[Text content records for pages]
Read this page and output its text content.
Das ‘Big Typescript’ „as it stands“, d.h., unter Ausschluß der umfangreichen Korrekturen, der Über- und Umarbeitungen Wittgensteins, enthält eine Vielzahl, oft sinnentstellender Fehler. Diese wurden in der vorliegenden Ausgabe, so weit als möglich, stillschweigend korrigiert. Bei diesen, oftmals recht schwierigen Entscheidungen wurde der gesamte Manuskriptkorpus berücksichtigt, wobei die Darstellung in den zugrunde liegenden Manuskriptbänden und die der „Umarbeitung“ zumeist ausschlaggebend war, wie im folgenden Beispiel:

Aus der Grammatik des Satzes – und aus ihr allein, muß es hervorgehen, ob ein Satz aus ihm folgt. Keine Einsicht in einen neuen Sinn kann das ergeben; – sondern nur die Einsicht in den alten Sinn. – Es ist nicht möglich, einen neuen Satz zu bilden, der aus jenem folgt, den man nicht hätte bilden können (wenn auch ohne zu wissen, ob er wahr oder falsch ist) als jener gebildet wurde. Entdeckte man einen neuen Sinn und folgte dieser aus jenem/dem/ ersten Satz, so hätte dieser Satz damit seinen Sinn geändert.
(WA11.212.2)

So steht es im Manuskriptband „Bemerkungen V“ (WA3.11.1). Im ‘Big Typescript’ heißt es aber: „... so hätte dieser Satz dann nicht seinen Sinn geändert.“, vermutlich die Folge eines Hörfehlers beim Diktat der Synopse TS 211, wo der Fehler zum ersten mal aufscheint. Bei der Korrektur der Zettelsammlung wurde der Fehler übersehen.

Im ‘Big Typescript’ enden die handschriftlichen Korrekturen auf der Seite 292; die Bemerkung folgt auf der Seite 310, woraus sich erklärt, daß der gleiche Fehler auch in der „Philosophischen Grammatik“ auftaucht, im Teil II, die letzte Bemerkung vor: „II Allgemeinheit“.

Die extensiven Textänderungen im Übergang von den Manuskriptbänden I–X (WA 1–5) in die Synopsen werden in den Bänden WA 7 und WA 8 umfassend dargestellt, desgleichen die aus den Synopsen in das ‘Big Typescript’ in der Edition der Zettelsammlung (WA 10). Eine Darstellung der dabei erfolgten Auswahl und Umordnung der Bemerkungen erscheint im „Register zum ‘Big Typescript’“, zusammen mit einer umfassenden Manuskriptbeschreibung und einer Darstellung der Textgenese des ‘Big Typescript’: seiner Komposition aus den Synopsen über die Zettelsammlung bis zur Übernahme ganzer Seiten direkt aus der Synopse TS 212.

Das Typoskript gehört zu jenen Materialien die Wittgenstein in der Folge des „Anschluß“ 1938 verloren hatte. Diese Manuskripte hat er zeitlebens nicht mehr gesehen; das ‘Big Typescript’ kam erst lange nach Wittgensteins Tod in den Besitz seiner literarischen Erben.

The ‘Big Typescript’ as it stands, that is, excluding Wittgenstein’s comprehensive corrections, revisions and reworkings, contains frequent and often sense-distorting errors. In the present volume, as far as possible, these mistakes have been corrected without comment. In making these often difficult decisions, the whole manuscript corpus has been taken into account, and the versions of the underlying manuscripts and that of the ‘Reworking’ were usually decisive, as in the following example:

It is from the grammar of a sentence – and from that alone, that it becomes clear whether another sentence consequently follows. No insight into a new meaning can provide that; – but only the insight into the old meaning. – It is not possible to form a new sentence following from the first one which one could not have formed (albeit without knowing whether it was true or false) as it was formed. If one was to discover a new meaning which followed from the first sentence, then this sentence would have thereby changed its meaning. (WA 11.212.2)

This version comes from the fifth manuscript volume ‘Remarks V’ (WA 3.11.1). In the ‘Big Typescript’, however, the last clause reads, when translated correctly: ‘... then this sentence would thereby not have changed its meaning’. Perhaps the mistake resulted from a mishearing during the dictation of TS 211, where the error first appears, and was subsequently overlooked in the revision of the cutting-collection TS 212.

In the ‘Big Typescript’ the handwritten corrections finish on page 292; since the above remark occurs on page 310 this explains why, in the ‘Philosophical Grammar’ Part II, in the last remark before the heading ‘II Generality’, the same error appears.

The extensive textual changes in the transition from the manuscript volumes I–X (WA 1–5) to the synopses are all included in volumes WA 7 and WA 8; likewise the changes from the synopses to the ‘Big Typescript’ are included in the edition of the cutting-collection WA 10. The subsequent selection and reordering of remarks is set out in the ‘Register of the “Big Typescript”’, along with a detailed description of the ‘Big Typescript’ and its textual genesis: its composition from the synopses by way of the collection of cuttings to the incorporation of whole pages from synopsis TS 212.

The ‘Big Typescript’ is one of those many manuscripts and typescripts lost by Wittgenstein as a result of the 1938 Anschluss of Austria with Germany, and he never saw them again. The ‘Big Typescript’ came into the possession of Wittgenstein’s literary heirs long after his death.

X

Your goal: All of the entries must be written out exactly as they stand.

Exercise response:
Read this page and output its text content.
Das ‘Big Typescript’ „as it stands“, d.h., unter Ausschluß der umfangreichen Korrekturen, der Über- und Umarbeitungen Wittgensteins, enthält eine Vielzahl, oft sinnentstellender Fehler. Diese wurden in der vorliegenden Ausgabe, so weit als möglich, stillschweigend korrigiert. Bei diesen, oftmals recht schwierigen Entscheidungen wurde der gesamte Manuskriptkorpus berücksichtigt, wobei die Darstellung in den zugrunde liegenden Manuskriptbänden und die der „Umarbeitung“ zumeist ausschlaggebend war, wie im folgenden Beispiel:

Aus der Grammatik des Satzes – und aus ihr allein, muß es hervorgehen, ob ein Satz aus ihm folgt. Keine Einsicht in einen neuen Sinn kann das ergeben; – sondern nur die Einsicht in den alten Sinn. – Es ist nicht möglich, einen neuen Satz zu bilden, der aus jenem folgt, den man nicht hätte bilden können (wenn auch ohne zu wissen, ob er wahr oder falsch ist) als jener gebildet wurde. Entdeckte man einen neuen Sinn und folgte dieser aus jenem/dem/ ersten Satz, so hätte dieser Satz damit seinen Sinn geändert.
(WA11.212.2)

So steht es im Manuskriptband „Bemerkungen V“ (WA3.11.1). Im ‘Big Typescript’ heißt es aber: „... so hätte dieser Satz dann nicht seinen Sinn geändert.“, vermutlich die Folge eines Hörfehlers beim Diktat der Synopse TS 211, wo der Fehler zum ersten mal aufscheint. Bei der Korrektur der Zettelsammlung wurde der Fehler übersehen.

Im ‘Big Typescript’ enden die handschriftlichen Korrekturen auf der Seite 292; die Bemerkung folgt auf der Seite 310, woraus sich erklärt, daß der gleiche Fehler auch in der „Philosophischen Grammatik“ auftaucht, im Teil II, die letzte Bemerkung vor: „II Allgemeinheit“.

Die extensiven Textänderungen im Übergang von den Manuskriptbänden I–X (WA 1–5) in die Synopsen werden in den Bänden WA 7 und WA 8 umfassend dargestellt, desgleichen die aus den Synopsen in das ‘Big Typescript’ in der Edition der Zettelsammlung (WA 10). Eine Darstellung der dabei erfolgten Auswahl und Umordnung der Bemerkungen erscheint im „Register zum ‘Big Typescript’“, zusammen mit einer umfassenden Manuskriptbeschreibung und einer Darstellung der Textgenese des ‘Big Typescript’: seiner Komposition aus den Synopsen über die Zettelsammlung bis zur Übernahme ganzer Seiten direkt aus der Synopse TS 212.

Das Typoskript gehört zu jenen Materialien die Wittgenstein in der Folge des „Anschluß“ 1938 verloren hatte. Diese Manuskripte hat er zeitlebens nicht mehr gesehen; das ‘Big Typescript’ kam erst lange nach Wittgensteins Tod in den Besitz seiner literarischen Erben.

The ‘Big Typescript’ as it stands, that is, excluding Wittgenstein’s comprehensive corrections, revisions and reworkings, contains frequent and often sense-distorting errors. In the present volume, as far as possible, these mistakes have been corrected without comment. In making these often difficult decisions, the whole manuscript corpus has been taken into account, and the versions of the underlying manuscripts and that of the ‘Reworking’ were usually decisive, as in the following example:

It is from the grammar of a sentence – and from that alone, that it becomes clear whether another sentence consequently follows. No insight into a new meaning can provide that; – but only the insight into the old meaning. – It is not possible to form a new sentence following from the first one which one could not have formed (albeit without knowing whether it was true or false) as it was formed. If one was to discover a new meaning which followed from the first sentence, then this sentence would have thereby changed its meaning. (WA 11.212.2)

This version comes from the fifth manuscript volume ‘Remarks V’ (WA 3.11.1). In the ‘Big Typescript’, however, the last clause reads, when translated correctly: ‘... then this sentence would thereby not have changed its meaning’. Perhaps the mistake resulted from a mishearing during the dictation of TS 211, where the error first appears, and was subsequently overlooked in the revision of the cutting-collection TS 212.

In the ‘Big Typescript’ the handwritten corrections finish on page 292; since the above remark occurs on page 310 this explains why, in the ‘Philosophical Grammar’ Part II, in the last remark before the heading ‘II Generality’, the same error appears.

The extensive textual changes in the transition from the manuscript volumes I–X (WA 1–5) to the synopses are all included in volumes WA 7 and WA 8; likewise the changes from the synopses to the ‘Big Typescript’ are included in the edition of the cutting-collection WA 10. The subsequent selection and reordering of remarks is set out in the ‘Register of the “Big Typescript”’, along with a detailed description of the ‘Big Typescript’ and its textual genesis: its composition from the synopses by way of the collection of cuttings to the incorporation of whole pages from synopsis TS 212.

The ‘Big Typescript’ is one of those many manuscripts and typescripts lost by Wittgenstein as a result of the 1938 Anschluss of Austria with Germany, and he never saw them again. The ‘Big Typescript’ came into the possession of Wittgenstein’s literary heirs long after his death.

X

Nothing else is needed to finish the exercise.